**Exercise objective**
Return all entries word for word, but drop any images.

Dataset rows
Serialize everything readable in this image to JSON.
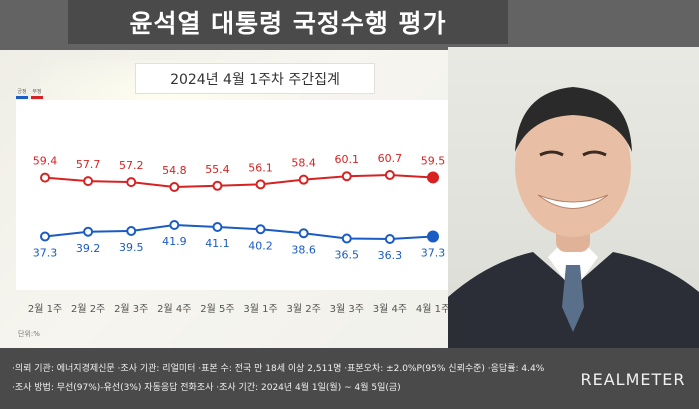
{
  "header": {
    "title": "윤석열 대통령 국정수행 평가"
  },
  "subtitle": "2024년 4월 1주차 주간집계",
  "legend": [
    {
      "label": "긍정",
      "color": "#1a5bc4"
    },
    {
      "label": "부정",
      "color": "#d62222"
    }
  ],
  "unit_label": "단위:%",
  "chart_data": {
    "type": "line",
    "categories": [
      "2월 1주",
      "2월 2주",
      "2월 3주",
      "2월 4주",
      "2월 5주",
      "3월 1주",
      "3월 2주",
      "3월 3주",
      "3월 4주",
      "4월 1주"
    ],
    "series": [
      {
        "name": "부정",
        "color": "#d62222",
        "values": [
          59.4,
          57.7,
          57.2,
          54.8,
          55.4,
          56.1,
          58.4,
          60.1,
          60.7,
          59.5
        ]
      },
      {
        "name": "긍정",
        "color": "#1a5bc4",
        "values": [
          37.3,
          39.2,
          39.5,
          41.9,
          41.1,
          40.2,
          38.6,
          36.5,
          36.3,
          37.3
        ]
      }
    ],
    "title": "2024년 4월 1주차 주간집계",
    "xlabel": "",
    "ylabel": "",
    "grid": false,
    "legend_position": "top-left"
  },
  "footer": {
    "notes": [
      "·의뢰 기관: 에너지경제신문 ·조사 기관: 리얼미터 ·표본 수: 전국 만 18세 이상 2,511명 ·표본오차: ±2.0%P(95% 신뢰수준) ·응답률: 4.4%",
      "·조사 방법: 무선(97%)-유선(3%) 자동응답 전화조사 ·조사 기간: 2024년 4월 1일(월) ~ 4월 5일(금)"
    ],
    "brand": "REALMETER"
  }
}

**Answer to this exercise**
Serialize everything readable in this image to JSON.
{
  "header": {
    "title": "윤석열 대통령 국정수행 평가"
  },
  "subtitle": "2024년 4월 1주차 주간집계",
  "legend": [
    {
      "label": "긍정",
      "color": "#1a5bc4"
    },
    {
      "label": "부정",
      "color": "#d62222"
    }
  ],
  "unit_label": "단위:%",
  "chart_data": {
    "type": "line",
    "categories": [
      "2월 1주",
      "2월 2주",
      "2월 3주",
      "2월 4주",
      "2월 5주",
      "3월 1주",
      "3월 2주",
      "3월 3주",
      "3월 4주",
      "4월 1주"
    ],
    "series": [
      {
        "name": "부정",
        "color": "#d62222",
        "values": [
          59.4,
          57.7,
          57.2,
          54.8,
          55.4,
          56.1,
          58.4,
          60.1,
          60.7,
          59.5
        ]
      },
      {
        "name": "긍정",
        "color": "#1a5bc4",
        "values": [
          37.3,
          39.2,
          39.5,
          41.9,
          41.1,
          40.2,
          38.6,
          36.5,
          36.3,
          37.3
        ]
      }
    ],
    "title": "2024년 4월 1주차 주간집계",
    "xlabel": "",
    "ylabel": "",
    "grid": false,
    "legend_position": "top-left"
  },
  "footer": {
    "notes": [
      "·의뢰 기관: 에너지경제신문 ·조사 기관: 리얼미터 ·표본 수: 전국 만 18세 이상 2,511명 ·표본오차: ±2.0%P(95% 신뢰수준) ·응답률: 4.4%",
      "·조사 방법: 무선(97%)-유선(3%) 자동응답 전화조사 ·조사 기간: 2024년 4월 1일(월) ~ 4월 5일(금)"
    ],
    "brand": "REALMETER"
  }
}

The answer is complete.